___ Records shown ___

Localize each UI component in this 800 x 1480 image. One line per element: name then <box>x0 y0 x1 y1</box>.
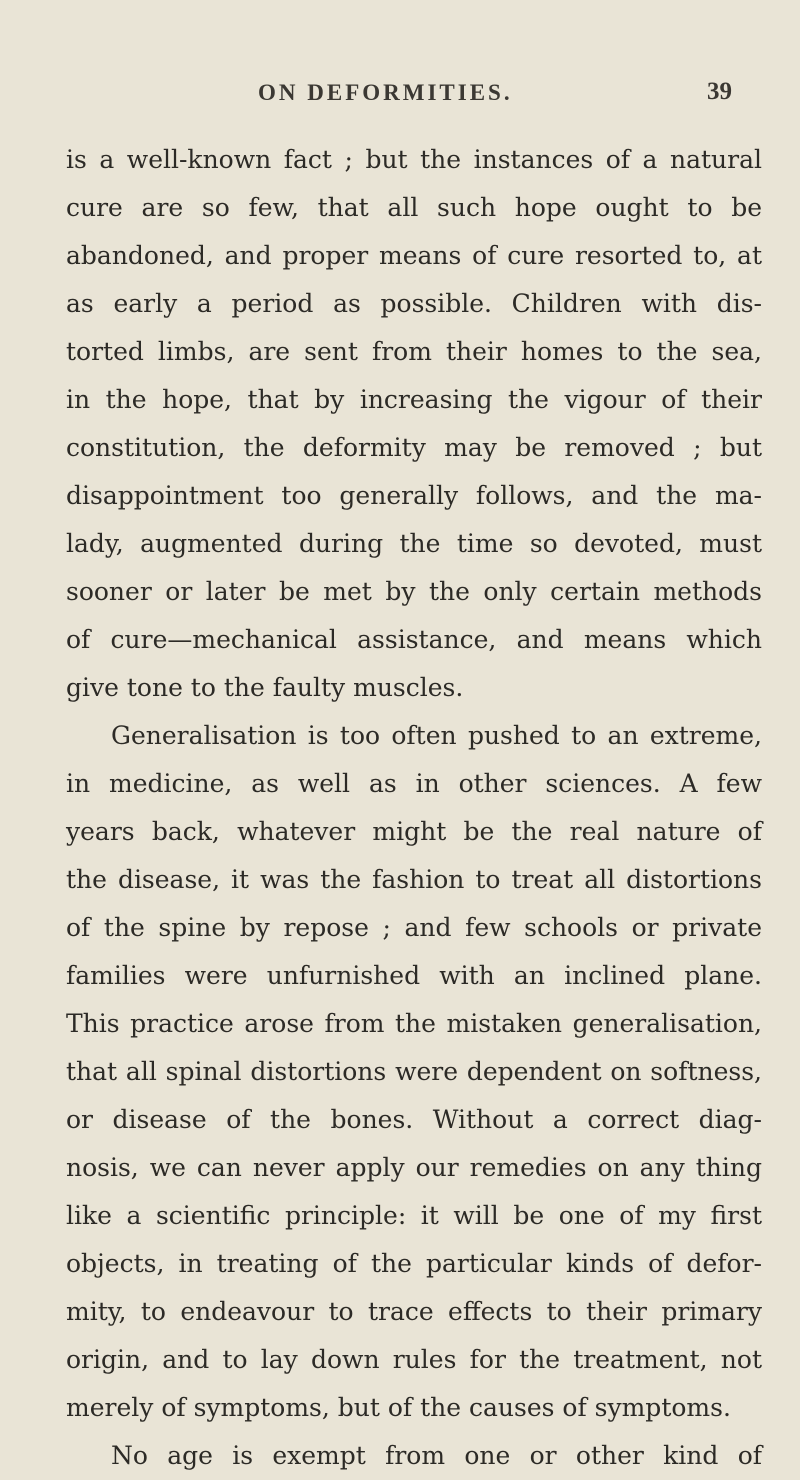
text-line: in medicine, as well as in other sciences. A few <box>66 769 762 798</box>
text-line: or disease of the bones. Without a correct diag- <box>66 1105 762 1134</box>
text-line: of cure—mechanical assistance, and means which <box>66 625 762 654</box>
paragraph-end-line: merely of symptoms, but of the causes of symptoms. <box>66 1393 731 1422</box>
text-line: the disease, it was the fashion to treat all distortions <box>66 865 762 894</box>
running-title: ON DEFORMITIES. <box>258 80 513 105</box>
page-number: 39 <box>707 78 732 105</box>
paragraph-start-line: No age is exempt from one or other kind of <box>111 1441 762 1470</box>
text-line: nosis, we can never apply our remedies on any thing <box>66 1153 762 1182</box>
text-line: constitution, the deformity may be removed ; but <box>66 433 762 462</box>
text-line: that all spinal distortions were dependent on softness, <box>66 1057 762 1086</box>
text-line: This practice arose from the mistaken generalisation, <box>66 1009 762 1038</box>
text-line: disappointment too generally follows, and the ma- <box>66 481 762 510</box>
text-line: in the hope, that by increasing the vigour of their <box>66 385 762 414</box>
text-line: like a scientific principle: it will be one of my first <box>66 1201 762 1230</box>
text-line: sooner or later be met by the only certain methods <box>66 577 762 606</box>
text-line: abandoned, and proper means of cure resorted to, at <box>66 241 762 270</box>
text-line: as early a period as possible. Children with dis- <box>66 289 762 318</box>
text-line: is a well-known fact ; but the instances of a natural <box>66 145 762 174</box>
text-line: mity, to endeavour to trace effects to their primary <box>66 1297 762 1326</box>
body-text <box>66 136 762 1480</box>
text-line: origin, and to lay down rules for the treatment, not <box>66 1345 762 1374</box>
text-line: objects, in treating of the particular kinds of defor- <box>66 1249 762 1278</box>
text-line: cure are so few, that all such hope ought to be <box>66 193 762 222</box>
text-line: lady, augmented during the time so devoted, must <box>66 529 762 558</box>
text-line: families were unfurnished with an inclined plane. <box>66 961 762 990</box>
paragraph-start-line: Generalisation is too often pushed to an extreme, <box>111 721 762 750</box>
text-line: of the spine by repose ; and few schools or private <box>66 913 762 942</box>
paragraph-end-line: give tone to the faulty muscles. <box>66 673 464 702</box>
text-line: years back, whatever might be the real nature of <box>66 817 762 846</box>
text-line: torted limbs, are sent from their homes to the sea, <box>66 337 762 366</box>
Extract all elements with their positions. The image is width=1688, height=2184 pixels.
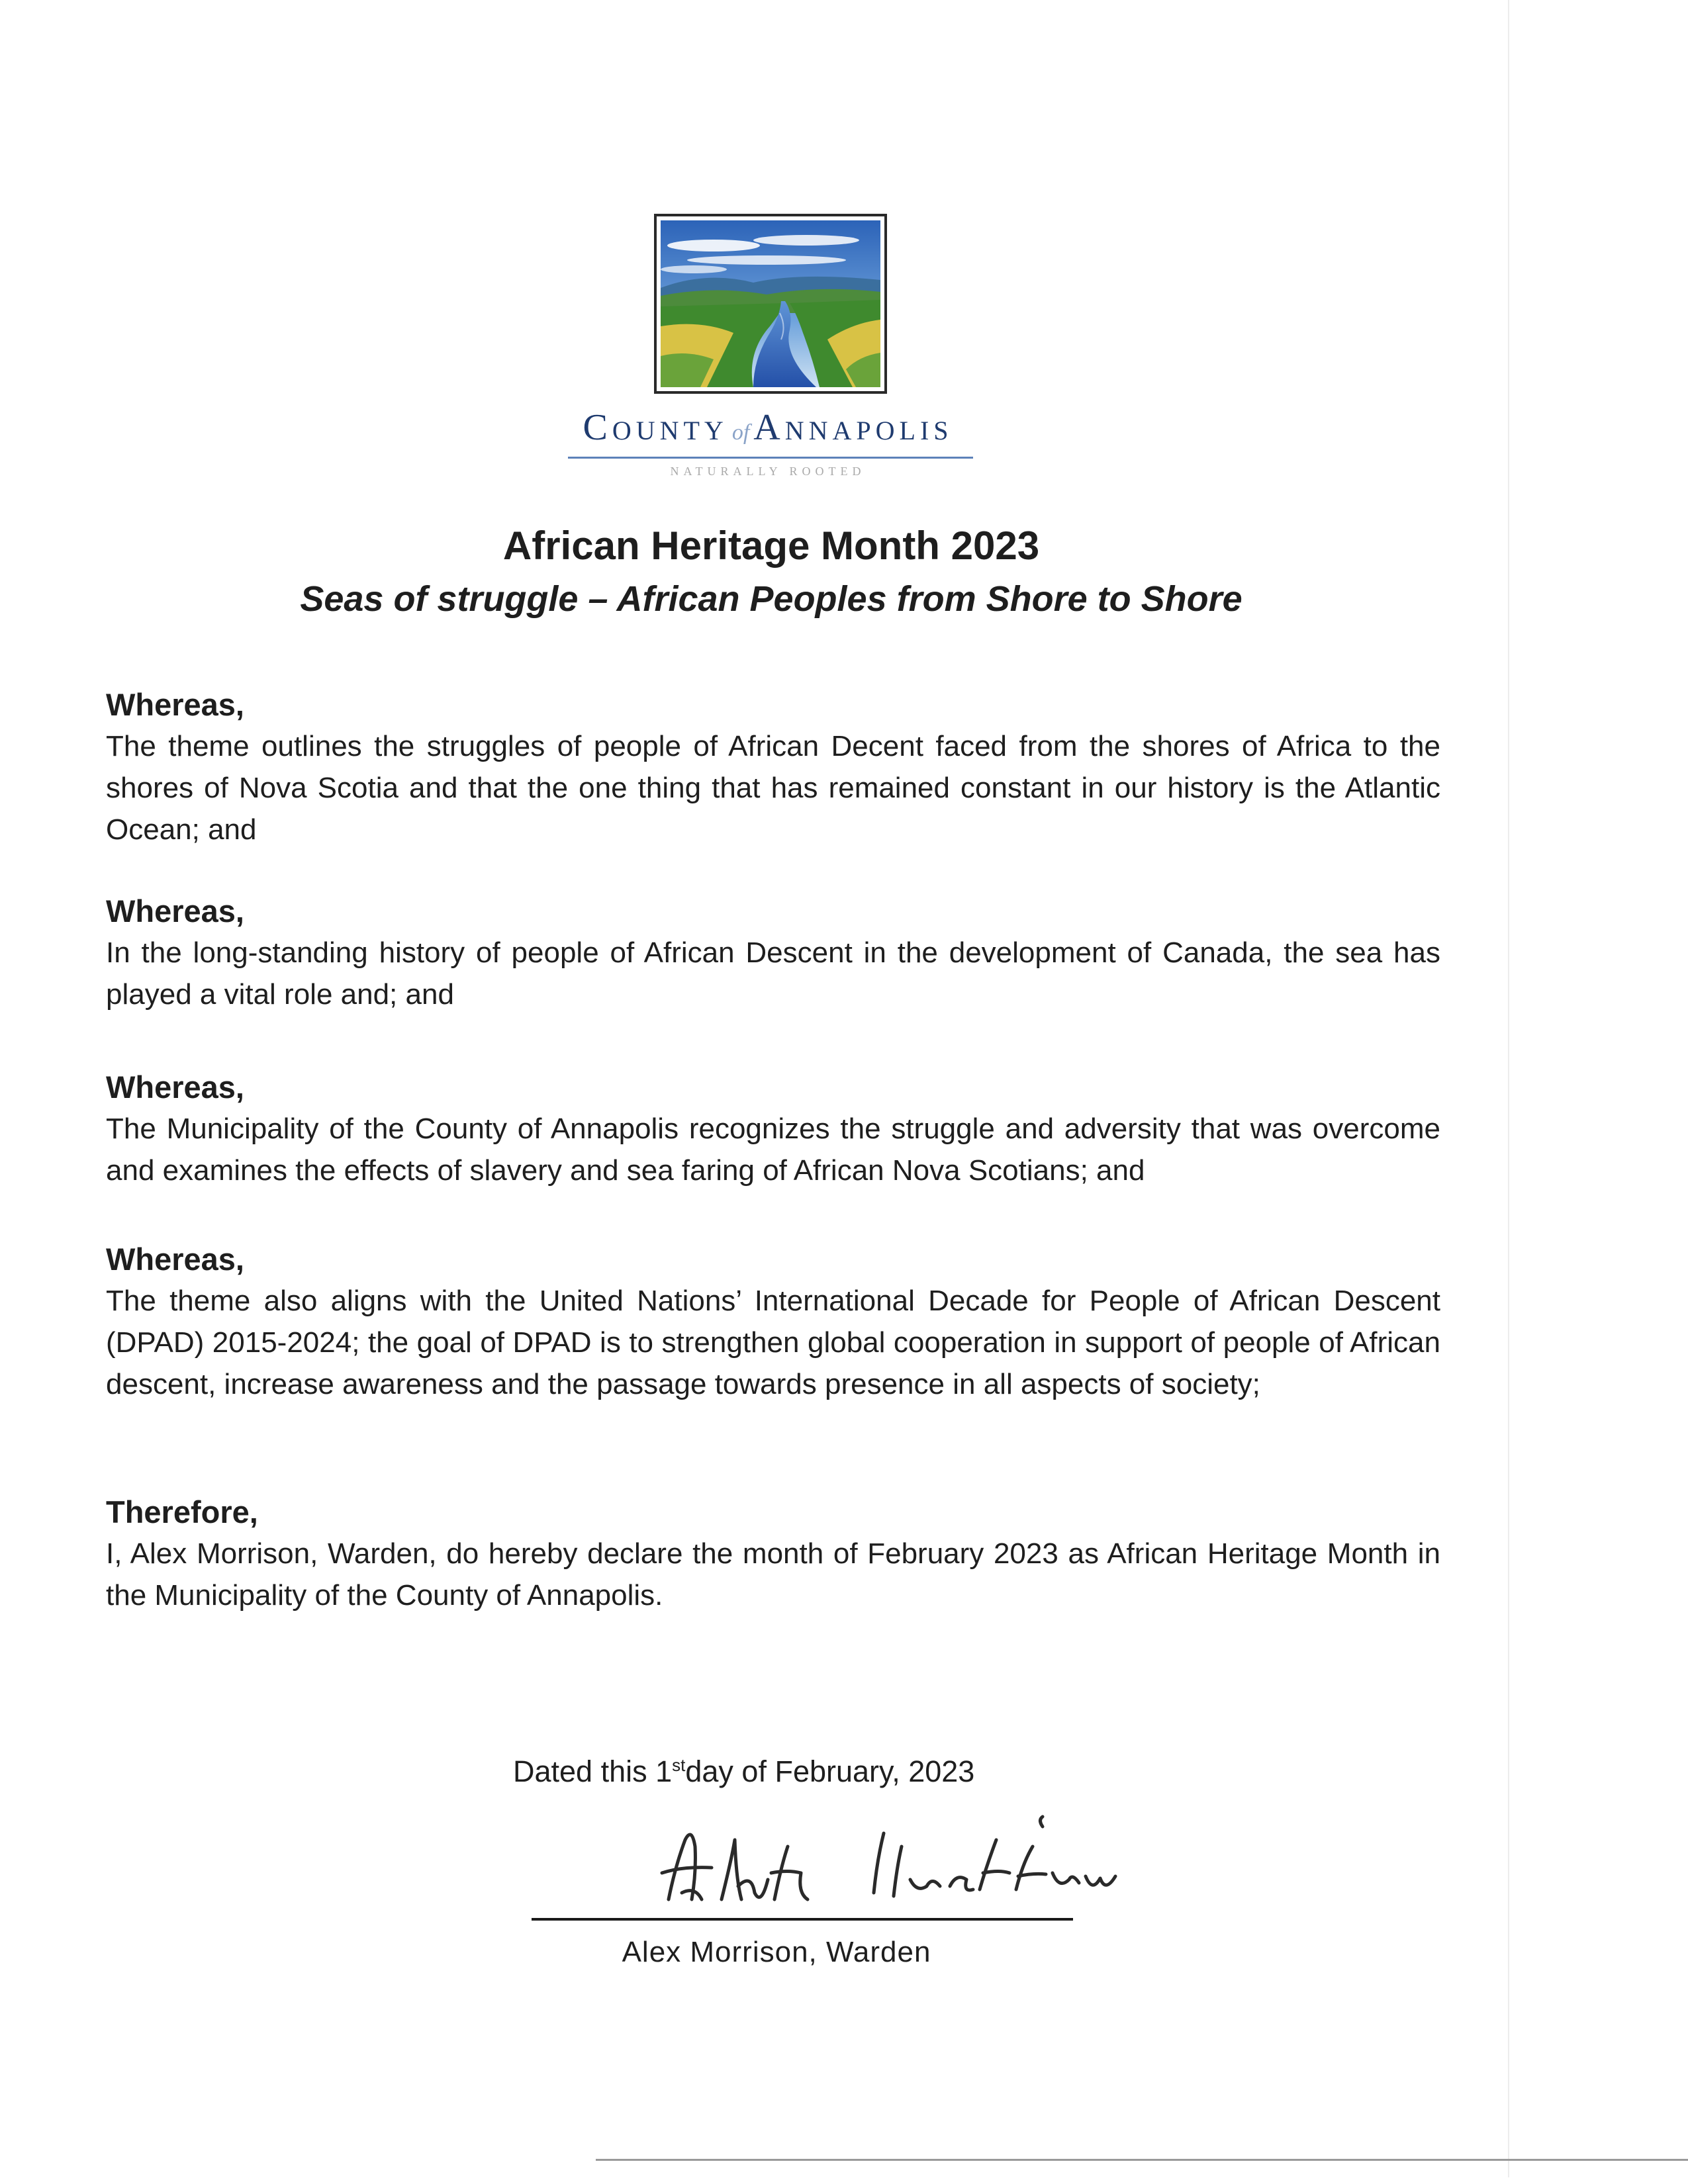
signature-line [532, 1918, 1073, 1921]
brand-of: of [731, 420, 750, 445]
section-heading: Whereas, [106, 893, 244, 929]
whereas-section-1 [106, 684, 1440, 850]
dated-line [513, 1752, 1109, 1792]
therefore-section [106, 1492, 1440, 1616]
scan-bottom-edge [596, 2159, 1688, 2161]
signature-caption: Alex Morrison, Warden [622, 1936, 931, 1968]
section-text: I, Alex Morrison, Warden, do hereby declare the month of February 2023 as African Heritage Month in the Municipality of the County of Annapolis. [106, 1537, 1440, 1612]
brand-initial-a: A [753, 407, 785, 448]
dated-ordinal: st [672, 1755, 686, 1775]
document-subtitle: Seas of struggle – African Peoples from Shore to Shore [300, 579, 1243, 619]
brand-word-county: OUNTY [612, 416, 728, 445]
whereas-section-2 [106, 891, 1440, 1015]
section-heading: Whereas, [106, 687, 244, 722]
document-title: African Heritage Month 2023 [502, 523, 1040, 568]
whereas-section-4 [106, 1239, 1440, 1405]
brand-underline [568, 457, 973, 459]
brand-tagline: NATURALLY ROOTED [670, 465, 866, 478]
section-text: In the long-standing history of people of African Descent in the development of Canada, the sea has played a vital role and; and [106, 936, 1440, 1011]
section-text: The theme outlines the struggles of people of African Decent faced from the shores of Africa to the shores of Nova Scotia and that the one thing that has remained constant in our history is the Atlantic Ocean; and [106, 730, 1440, 846]
dated-suffix: day of February, 2023 [685, 1754, 975, 1788]
section-heading: Whereas, [106, 1242, 244, 1277]
dated-prefix: Dated this 1 [513, 1754, 673, 1788]
handwritten-signature [655, 1800, 1178, 1933]
section-text: The Municipality of the County of Annapolis recognizes the struggle and adversity that was overcome and examines the effects of slavery and sea faring of African Nova Scotians; and [106, 1113, 1440, 1187]
section-heading: Whereas, [106, 1069, 244, 1105]
section-text: The theme also aligns with the United Nations’ International Decade for People of African Descent (DPAD) 2015-2024; the goal of DPAD is to strengthen global cooperation in support of people of African descent, increase awareness and the passage towards presence in all aspects of society; [106, 1285, 1440, 1400]
scan-edge [1508, 0, 1509, 2177]
brand-wordmark [516, 406, 1019, 449]
landscape-river-icon [654, 214, 887, 394]
brand-word-annapolis: NNAPOLIS [784, 416, 953, 445]
section-heading: Therefore, [106, 1494, 258, 1529]
brand-initial-c: C [583, 407, 612, 448]
whereas-section-3 [106, 1067, 1440, 1191]
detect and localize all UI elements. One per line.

___

◆ **Direction**:
Turn every line of the material above into a JSON list of strings with one string per line. Skip blank lines and leave out the pictures.

◆ **Result for this task**:
[
  "Localize each UI component in this 800 x 1480 image. One line per element: name then <box>x0 y0 x1 y1</box>.",
  "text-line: in medicine, as well as in other sciences. A few <box>66 769 762 798</box>",
  "text-line: or disease of the bones. Without a correct diag- <box>66 1105 762 1134</box>",
  "text-line: of cure—mechanical assistance, and means which <box>66 625 762 654</box>",
  "paragraph-end-line: merely of symptoms, but of the causes of symptoms. <box>66 1393 731 1422</box>",
  "text-line: the disease, it was the fashion to treat all distortions <box>66 865 762 894</box>",
  "running-title: ON DEFORMITIES. <box>258 80 513 105</box>",
  "page-number: 39 <box>707 78 732 105</box>",
  "paragraph-start-line: No age is exempt from one or other kind of <box>111 1441 762 1470</box>",
  "text-line: nosis, we can never apply our remedies on any thing <box>66 1153 762 1182</box>",
  "text-line: constitution, the deformity may be removed ; but <box>66 433 762 462</box>",
  "text-line: that all spinal distortions were dependent on softness, <box>66 1057 762 1086</box>",
  "text-line: This practice arose from the mistaken generalisation, <box>66 1009 762 1038</box>",
  "text-line: disappointment too generally follows, and the ma- <box>66 481 762 510</box>",
  "text-line: in the hope, that by increasing the vigour of their <box>66 385 762 414</box>",
  "text-line: like a scientific principle: it will be one of my first <box>66 1201 762 1230</box>",
  "text-line: sooner or later be met by the only certain methods <box>66 577 762 606</box>",
  "text-line: abandoned, and proper means of cure resorted to, at <box>66 241 762 270</box>",
  "text-line: as early a period as possible. Children with dis- <box>66 289 762 318</box>",
  "text-line: is a well-known fact ; but the instances of a natural <box>66 145 762 174</box>",
  "text-line: mity, to endeavour to trace effects to their primary <box>66 1297 762 1326</box>",
  "body-text <box>66 136 762 1480</box>",
  "text-line: origin, and to lay down rules for the treatment, not <box>66 1345 762 1374</box>",
  "text-line: objects, in treating of the particular kinds of defor- <box>66 1249 762 1278</box>",
  "text-line: cure are so few, that all such hope ought to be <box>66 193 762 222</box>",
  "text-line: lady, augmented during the time so devoted, must <box>66 529 762 558</box>",
  "text-line: families were unfurnished with an inclined plane. <box>66 961 762 990</box>",
  "paragraph-start-line: Generalisation is too often pushed to an extreme, <box>111 721 762 750</box>",
  "text-line: of the spine by repose ; and few schools or private <box>66 913 762 942</box>",
  "paragraph-end-line: give tone to the faulty muscles. <box>66 673 464 702</box>",
  "text-line: years back, whatever might be the real nature of <box>66 817 762 846</box>",
  "text-line: torted limbs, are sent from their homes to the sea, <box>66 337 762 366</box>",
  "Extract all elements with their positions. The image is width=1688, height=2184 pixels.",
  "signature-line [532, 1918, 1073, 1921]",
  "brand-of: of [731, 420, 750, 445]",
  "section-heading: Whereas, [106, 893, 244, 929]",
  "whereas-section-1 [106, 684, 1440, 850]",
  "dated-line [513, 1752, 1109, 1792]",
  "therefore-section [106, 1492, 1440, 1616]",
  "scan-bottom-edge [596, 2159, 1688, 2161]",
  "signature-caption: Alex Morrison, Warden [622, 1936, 931, 1968]",
  "section-text: I, Alex Morrison, Warden, do hereby declare the month of February 2023 as African Heritage Month in the Municipality of the County of Annapolis. [106, 1537, 1440, 1612]",
  "brand-initial-a: A [753, 407, 785, 448]",
  "dated-ordinal: st [672, 1755, 686, 1775]",
  "document-subtitle: Seas of struggle – African Peoples from Shore to Shore [300, 579, 1243, 619]",
  "brand-word-county: OUNTY [612, 416, 728, 445]",
  "whereas-section-2 [106, 891, 1440, 1015]",
  "section-heading: Whereas, [106, 687, 244, 722]",
  "document-title: African Heritage Month 2023 [502, 523, 1040, 568]",
  "whereas-section-4 [106, 1239, 1440, 1405]",
  "brand-underline [568, 457, 973, 459]",
  "brand-tagline: NATURALLY ROOTED [670, 465, 866, 478]",
  "section-text: In the long-standing history of people of African Descent in the development of Canada, the sea has played a vital role and; and [106, 936, 1440, 1011]",
  "section-text: The theme outlines the struggles of people of African Decent faced from the shores of Africa to the shores of Nova Scotia and that the one thing that has remained constant in our history is the Atlantic Ocean; and [106, 730, 1440, 846]",
  "dated-suffix: day of February, 2023 [685, 1754, 975, 1788]",
  "section-heading: Whereas, [106, 1242, 244, 1277]",
  "dated-prefix: Dated this 1 [513, 1754, 673, 1788]",
  "handwritten-signature [655, 1800, 1178, 1933]",
  "section-text: The Municipality of the County of Annapolis recognizes the struggle and adversity that was overcome and examines the effects of slavery and sea faring of African Nova Scotians; and [106, 1113, 1440, 1187]",
  "section-heading: Whereas, [106, 1069, 244, 1105]",
  "section-text: The theme also aligns with the United Nations’ International Decade for People of African Descent (DPAD) 2015-2024; the goal of DPAD is to strengthen global cooperation in support of people of African descent, increase awareness and the passage towards presence in all aspects of society; [106, 1285, 1440, 1400]",
  "scan-edge [1508, 0, 1509, 2177]",
  "brand-wordmark [516, 406, 1019, 449]",
  "landscape-river-icon [654, 214, 887, 394]",
  "brand-word-annapolis: NNAPOLIS [784, 416, 953, 445]",
  "section-heading: Therefore, [106, 1494, 258, 1529]",
  "brand-initial-c: C [583, 407, 612, 448]",
  "whereas-section-3 [106, 1067, 1440, 1191]",
  "detect and localize all UI elements. One per line."
]